--- Begin ---

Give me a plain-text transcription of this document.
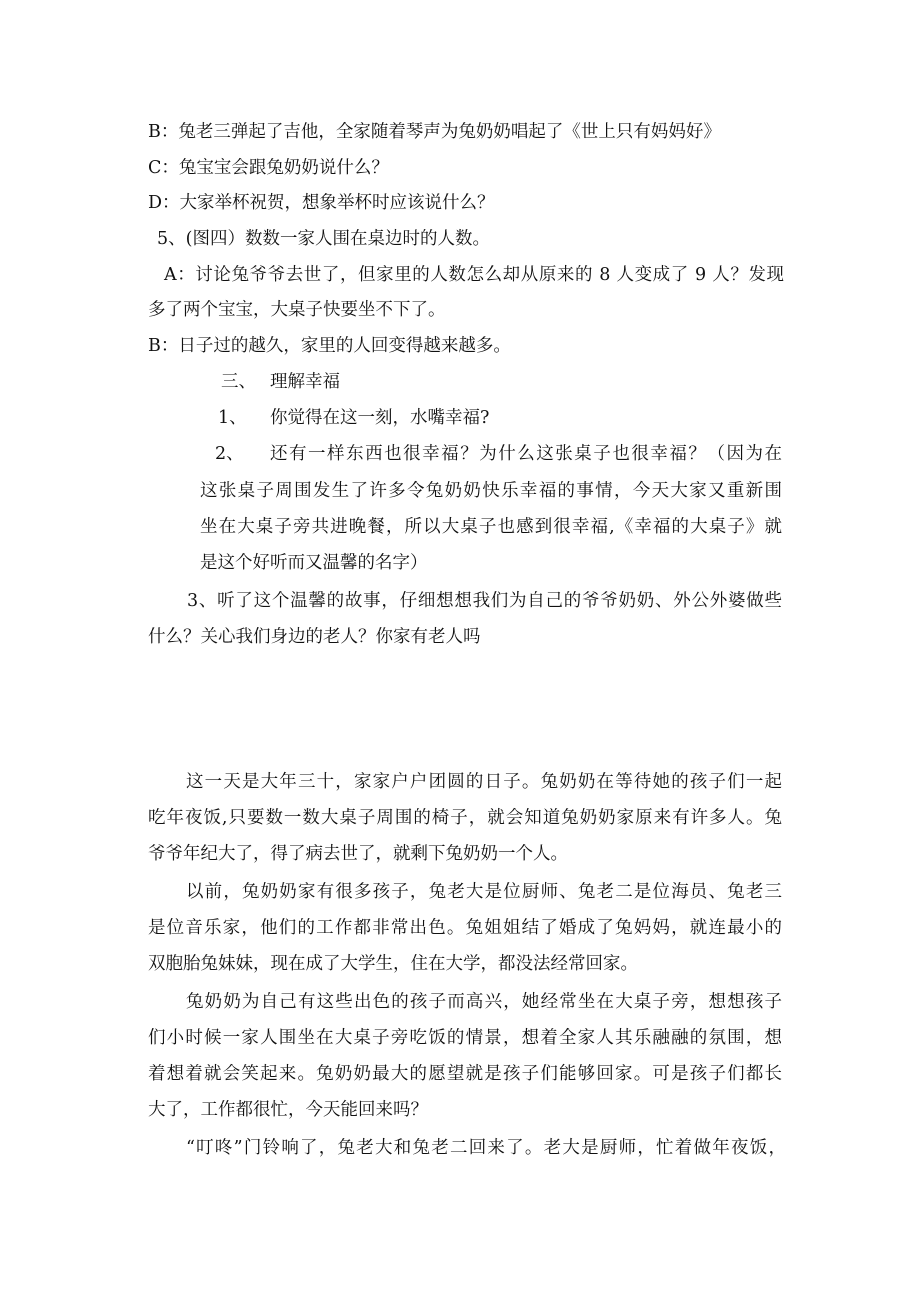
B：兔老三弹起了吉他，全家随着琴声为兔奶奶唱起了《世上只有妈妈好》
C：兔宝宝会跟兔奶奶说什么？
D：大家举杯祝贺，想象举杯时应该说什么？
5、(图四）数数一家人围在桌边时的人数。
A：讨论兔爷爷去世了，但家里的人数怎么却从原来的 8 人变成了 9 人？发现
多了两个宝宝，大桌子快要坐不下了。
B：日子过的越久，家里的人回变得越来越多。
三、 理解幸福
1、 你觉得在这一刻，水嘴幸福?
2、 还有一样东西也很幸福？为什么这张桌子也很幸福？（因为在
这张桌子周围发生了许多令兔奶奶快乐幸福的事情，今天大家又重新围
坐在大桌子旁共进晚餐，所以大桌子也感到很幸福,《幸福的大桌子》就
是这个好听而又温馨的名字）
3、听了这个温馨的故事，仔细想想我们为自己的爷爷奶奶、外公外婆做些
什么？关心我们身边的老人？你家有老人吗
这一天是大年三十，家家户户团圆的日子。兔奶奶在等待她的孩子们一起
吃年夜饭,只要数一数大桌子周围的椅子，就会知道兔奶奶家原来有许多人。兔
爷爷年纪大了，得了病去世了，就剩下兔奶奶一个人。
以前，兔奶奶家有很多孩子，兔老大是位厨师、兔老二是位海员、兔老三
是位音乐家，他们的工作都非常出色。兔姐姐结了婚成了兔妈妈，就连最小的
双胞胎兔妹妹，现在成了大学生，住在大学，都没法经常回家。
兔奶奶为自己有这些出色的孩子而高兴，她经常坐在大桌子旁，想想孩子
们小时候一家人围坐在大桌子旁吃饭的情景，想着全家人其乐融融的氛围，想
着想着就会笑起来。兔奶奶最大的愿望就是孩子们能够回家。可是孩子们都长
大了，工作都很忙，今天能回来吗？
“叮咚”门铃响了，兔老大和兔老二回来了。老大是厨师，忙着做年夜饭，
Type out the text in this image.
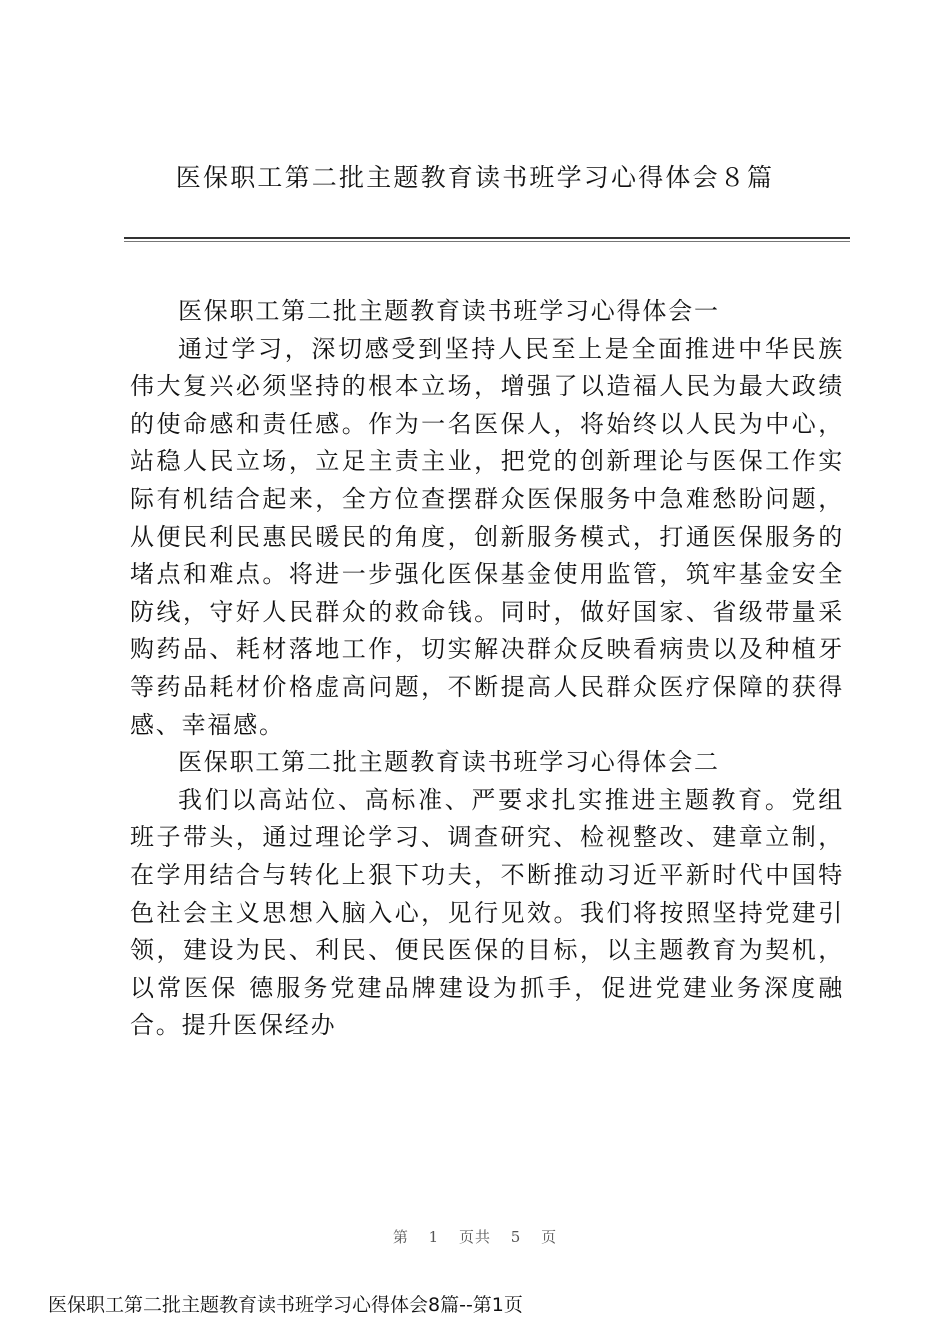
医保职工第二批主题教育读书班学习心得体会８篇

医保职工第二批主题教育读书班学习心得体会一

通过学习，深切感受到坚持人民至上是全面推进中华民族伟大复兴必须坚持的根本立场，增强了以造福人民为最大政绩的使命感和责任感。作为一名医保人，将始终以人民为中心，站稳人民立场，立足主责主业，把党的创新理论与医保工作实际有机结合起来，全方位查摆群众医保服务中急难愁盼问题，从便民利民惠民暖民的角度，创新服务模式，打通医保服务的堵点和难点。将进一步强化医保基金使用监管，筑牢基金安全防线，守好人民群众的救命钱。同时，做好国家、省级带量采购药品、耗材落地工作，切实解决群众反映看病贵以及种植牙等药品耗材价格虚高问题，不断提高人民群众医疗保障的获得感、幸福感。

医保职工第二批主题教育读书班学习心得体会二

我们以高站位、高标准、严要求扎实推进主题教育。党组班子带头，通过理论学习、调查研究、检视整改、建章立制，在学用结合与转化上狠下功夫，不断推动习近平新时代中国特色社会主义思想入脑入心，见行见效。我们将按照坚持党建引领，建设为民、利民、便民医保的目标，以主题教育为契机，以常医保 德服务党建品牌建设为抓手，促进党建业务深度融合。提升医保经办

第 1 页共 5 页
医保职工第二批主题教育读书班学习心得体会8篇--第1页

--- End ---

Task goal:
Every entry above should be duplicated exactly. Do not include the images.

Answer to this problem:
Give me a plain-text transcription of this document.
B：兔老三弹起了吉他，全家随着琴声为兔奶奶唱起了《世上只有妈妈好》
C：兔宝宝会跟兔奶奶说什么？
D：大家举杯祝贺，想象举杯时应该说什么？
5、(图四）数数一家人围在桌边时的人数。
A：讨论兔爷爷去世了，但家里的人数怎么却从原来的 8 人变成了 9 人？发现
多了两个宝宝，大桌子快要坐不下了。
B：日子过的越久，家里的人回变得越来越多。
三、 理解幸福
1、 你觉得在这一刻，水嘴幸福?
2、 还有一样东西也很幸福？为什么这张桌子也很幸福？（因为在
这张桌子周围发生了许多令兔奶奶快乐幸福的事情，今天大家又重新围
坐在大桌子旁共进晚餐，所以大桌子也感到很幸福,《幸福的大桌子》就
是这个好听而又温馨的名字）
3、听了这个温馨的故事，仔细想想我们为自己的爷爷奶奶、外公外婆做些
什么？关心我们身边的老人？你家有老人吗
这一天是大年三十，家家户户团圆的日子。兔奶奶在等待她的孩子们一起
吃年夜饭,只要数一数大桌子周围的椅子，就会知道兔奶奶家原来有许多人。兔
爷爷年纪大了，得了病去世了，就剩下兔奶奶一个人。
以前，兔奶奶家有很多孩子，兔老大是位厨师、兔老二是位海员、兔老三
是位音乐家，他们的工作都非常出色。兔姐姐结了婚成了兔妈妈，就连最小的
双胞胎兔妹妹，现在成了大学生，住在大学，都没法经常回家。
兔奶奶为自己有这些出色的孩子而高兴，她经常坐在大桌子旁，想想孩子
们小时候一家人围坐在大桌子旁吃饭的情景，想着全家人其乐融融的氛围，想
着想着就会笑起来。兔奶奶最大的愿望就是孩子们能够回家。可是孩子们都长
大了，工作都很忙，今天能回来吗？
“叮咚”门铃响了，兔老大和兔老二回来了。老大是厨师，忙着做年夜饭，
Type out the text in this image.
医保职工第二批主题教育读书班学习心得体会８篇

医保职工第二批主题教育读书班学习心得体会一

通过学习，深切感受到坚持人民至上是全面推进中华民族伟大复兴必须坚持的根本立场，增强了以造福人民为最大政绩的使命感和责任感。作为一名医保人，将始终以人民为中心，站稳人民立场，立足主责主业，把党的创新理论与医保工作实际有机结合起来，全方位查摆群众医保服务中急难愁盼问题，从便民利民惠民暖民的角度，创新服务模式，打通医保服务的堵点和难点。将进一步强化医保基金使用监管，筑牢基金安全防线，守好人民群众的救命钱。同时，做好国家、省级带量采购药品、耗材落地工作，切实解决群众反映看病贵以及种植牙等药品耗材价格虚高问题，不断提高人民群众医疗保障的获得感、幸福感。

医保职工第二批主题教育读书班学习心得体会二

我们以高站位、高标准、严要求扎实推进主题教育。党组班子带头，通过理论学习、调查研究、检视整改、建章立制，在学用结合与转化上狠下功夫，不断推动习近平新时代中国特色社会主义思想入脑入心，见行见效。我们将按照坚持党建引领，建设为民、利民、便民医保的目标，以主题教育为契机，以常医保 德服务党建品牌建设为抓手，促进党建业务深度融合。提升医保经办

第 1 页共 5 页
医保职工第二批主题教育读书班学习心得体会8篇--第1页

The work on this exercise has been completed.